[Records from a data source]
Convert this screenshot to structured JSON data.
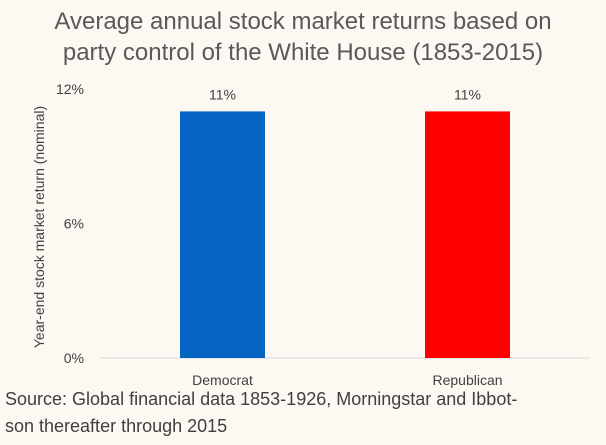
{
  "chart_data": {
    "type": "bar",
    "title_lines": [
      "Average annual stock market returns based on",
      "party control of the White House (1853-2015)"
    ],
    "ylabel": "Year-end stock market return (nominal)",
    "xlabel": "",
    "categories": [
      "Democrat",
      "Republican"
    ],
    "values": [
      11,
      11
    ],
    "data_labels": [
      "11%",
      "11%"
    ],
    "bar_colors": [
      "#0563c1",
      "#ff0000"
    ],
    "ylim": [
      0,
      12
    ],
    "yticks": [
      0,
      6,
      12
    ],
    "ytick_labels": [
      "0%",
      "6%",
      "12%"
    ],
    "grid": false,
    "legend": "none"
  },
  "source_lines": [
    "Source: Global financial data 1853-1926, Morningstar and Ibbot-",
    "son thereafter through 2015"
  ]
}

...

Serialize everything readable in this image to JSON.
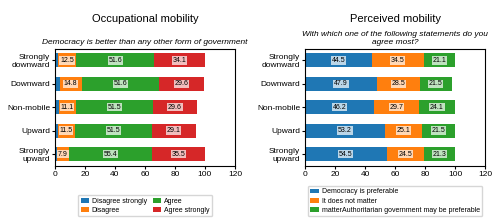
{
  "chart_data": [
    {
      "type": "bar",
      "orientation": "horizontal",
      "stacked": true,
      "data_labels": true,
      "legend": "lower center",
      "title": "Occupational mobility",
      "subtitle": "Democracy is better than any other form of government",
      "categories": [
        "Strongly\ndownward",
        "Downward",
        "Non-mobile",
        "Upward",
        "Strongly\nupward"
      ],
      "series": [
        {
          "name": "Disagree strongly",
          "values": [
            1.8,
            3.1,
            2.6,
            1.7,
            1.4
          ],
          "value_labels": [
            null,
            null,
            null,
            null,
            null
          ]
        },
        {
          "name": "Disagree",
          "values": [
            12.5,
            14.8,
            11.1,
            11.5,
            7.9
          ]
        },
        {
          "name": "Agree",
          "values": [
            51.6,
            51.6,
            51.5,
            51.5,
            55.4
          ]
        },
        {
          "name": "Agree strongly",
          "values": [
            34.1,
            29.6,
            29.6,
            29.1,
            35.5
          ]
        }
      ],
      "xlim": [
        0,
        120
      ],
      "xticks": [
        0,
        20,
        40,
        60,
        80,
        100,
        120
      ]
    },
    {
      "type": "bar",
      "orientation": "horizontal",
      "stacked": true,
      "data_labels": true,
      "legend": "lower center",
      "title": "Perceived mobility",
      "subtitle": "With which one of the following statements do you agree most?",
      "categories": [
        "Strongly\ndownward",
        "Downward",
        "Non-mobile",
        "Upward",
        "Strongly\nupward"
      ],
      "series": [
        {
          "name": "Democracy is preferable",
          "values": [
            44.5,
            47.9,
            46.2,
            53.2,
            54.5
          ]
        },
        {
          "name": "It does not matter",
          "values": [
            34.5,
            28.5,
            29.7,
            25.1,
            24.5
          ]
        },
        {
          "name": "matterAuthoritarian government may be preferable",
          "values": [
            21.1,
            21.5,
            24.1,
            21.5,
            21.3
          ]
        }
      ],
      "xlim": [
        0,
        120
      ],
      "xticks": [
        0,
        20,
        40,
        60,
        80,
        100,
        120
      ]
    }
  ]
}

▶ [Do this] Show every line in the records above that contains the word "subtitle".

▶ [Solved exercise]
      "subtitle": "Democracy is better than any other form of government",
      "subtitle": "With which one of the following statements do you agree most?",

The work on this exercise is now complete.